**Directive**.
Print the entries that appear below, exactly as written and without their pictures.

**Stored entries**.

- - - -

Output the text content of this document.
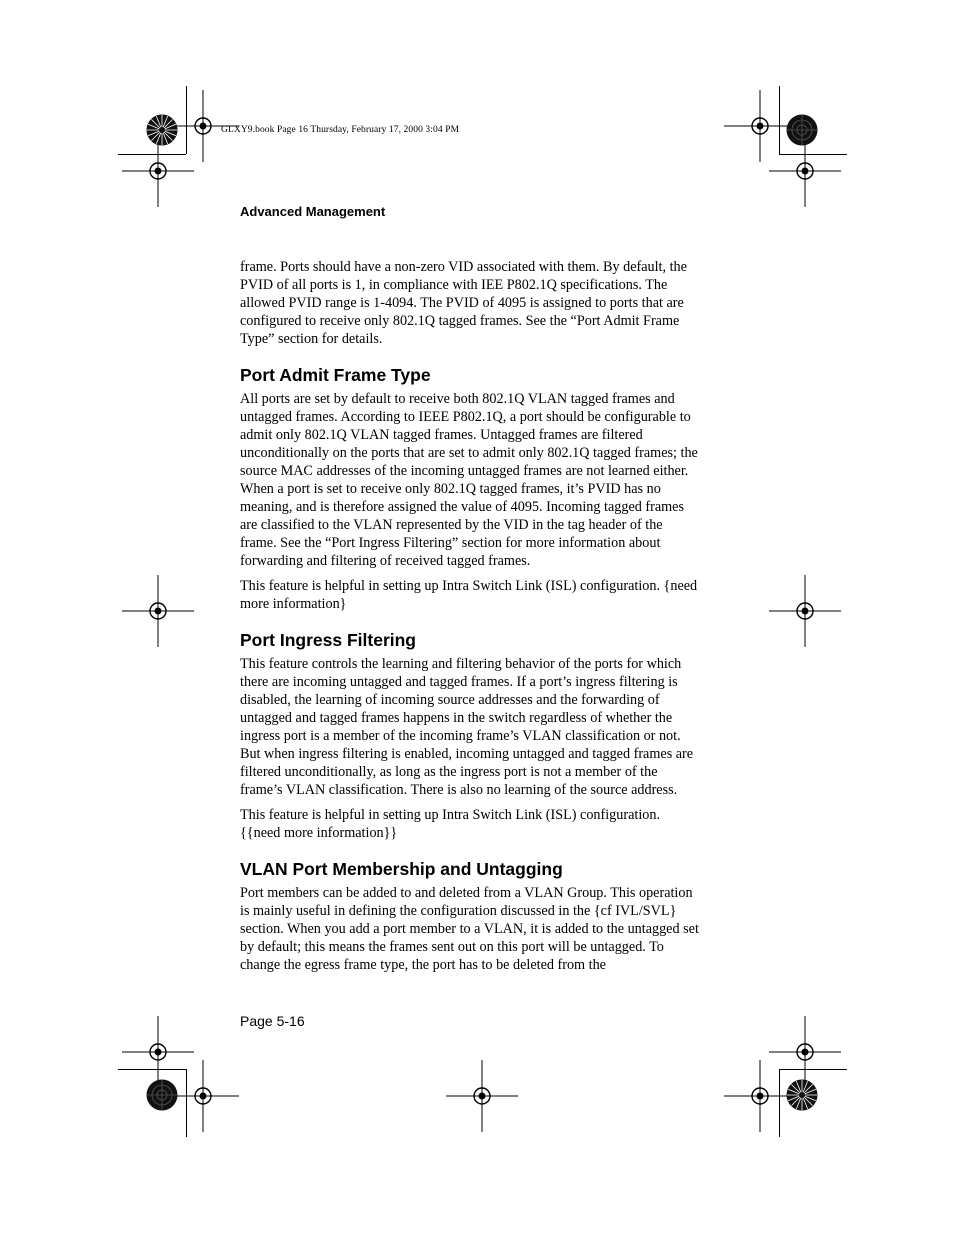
GLXY9.book Page 16 Thursday, February 17, 2000 3:04 PM
Advanced Management

frame. Ports should have a non-zero VID associated with them. By default, the PVID of all ports is 1, in compliance with IEE P802.1Q specifications. The allowed PVID range is 1-4094. The PVID of 4095 is assigned to ports that are configured to receive only 802.1Q tagged frames. See the “Port Admit Frame Type” section for details.

Port Admit Frame Type

All ports are set by default to receive both 802.1Q VLAN tagged frames and untagged frames. According to IEEE P802.1Q, a port should be configurable to admit only 802.1Q VLAN tagged frames. Untagged frames are filtered unconditionally on the ports that are set to admit only 802.1Q tagged frames; the source MAC addresses of the incoming untagged frames are not learned either. When a port is set to receive only 802.1Q tagged frames, it’s PVID has no meaning, and is therefore assigned the value of 4095. Incoming tagged frames are classified to the VLAN represented by the VID in the tag header of the frame. See the “Port Ingress Filtering” section for more information about forwarding and filtering of received tagged frames.

This feature is helpful in setting up Intra Switch Link (ISL) configuration. {need more information}

Port Ingress Filtering

This feature controls the learning and filtering behavior of the ports for which there are incoming untagged and tagged frames. If a port’s ingress filtering is disabled, the learning of incoming source addresses and the forwarding of untagged and tagged frames happens in the switch regardless of whether the ingress port is a member of the incoming frame’s VLAN classification or not. But when ingress filtering is enabled, incoming untagged and tagged frames are filtered unconditionally, as long as the ingress port is not a member of the frame’s VLAN classification. There is also no learning of the source address.

This feature is helpful in setting up Intra Switch Link (ISL) configuration. {{need more information}}

VLAN Port Membership and Untagging

Port members can be added to and deleted from a VLAN Group. This operation is mainly useful in defining the configuration discussed in the {cf IVL/SVL} section. When you add a port member to a VLAN, it is added to the untagged set by default; this means the frames sent out on this port will be untagged. To change the egress frame type, the port has to be deleted from the

Page 5-16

- - - -

**Result of this exercise**.
Output the text content of this document.
GLXY9.book Page 16 Thursday, February 17, 2000 3:04 PM
Advanced Management

frame. Ports should have a non-zero VID associated with them. By default, the PVID of all ports is 1, in compliance with IEE P802.1Q specifications. The allowed PVID range is 1-4094. The PVID of 4095 is assigned to ports that are configured to receive only 802.1Q tagged frames. See the “Port Admit Frame Type” section for details.

Port Admit Frame Type

All ports are set by default to receive both 802.1Q VLAN tagged frames and untagged frames. According to IEEE P802.1Q, a port should be configurable to admit only 802.1Q VLAN tagged frames. Untagged frames are filtered unconditionally on the ports that are set to admit only 802.1Q tagged frames; the source MAC addresses of the incoming untagged frames are not learned either. When a port is set to receive only 802.1Q tagged frames, it’s PVID has no meaning, and is therefore assigned the value of 4095. Incoming tagged frames are classified to the VLAN represented by the VID in the tag header of the frame. See the “Port Ingress Filtering” section for more information about forwarding and filtering of received tagged frames.

This feature is helpful in setting up Intra Switch Link (ISL) configuration. {need more information}

Port Ingress Filtering

This feature controls the learning and filtering behavior of the ports for which there are incoming untagged and tagged frames. If a port’s ingress filtering is disabled, the learning of incoming source addresses and the forwarding of untagged and tagged frames happens in the switch regardless of whether the ingress port is a member of the incoming frame’s VLAN classification or not. But when ingress filtering is enabled, incoming untagged and tagged frames are filtered unconditionally, as long as the ingress port is not a member of the frame’s VLAN classification. There is also no learning of the source address.

This feature is helpful in setting up Intra Switch Link (ISL) configuration. {{need more information}}

VLAN Port Membership and Untagging

Port members can be added to and deleted from a VLAN Group. This operation is mainly useful in defining the configuration discussed in the {cf IVL/SVL} section. When you add a port member to a VLAN, it is added to the untagged set by default; this means the frames sent out on this port will be untagged. To change the egress frame type, the port has to be deleted from the

Page 5-16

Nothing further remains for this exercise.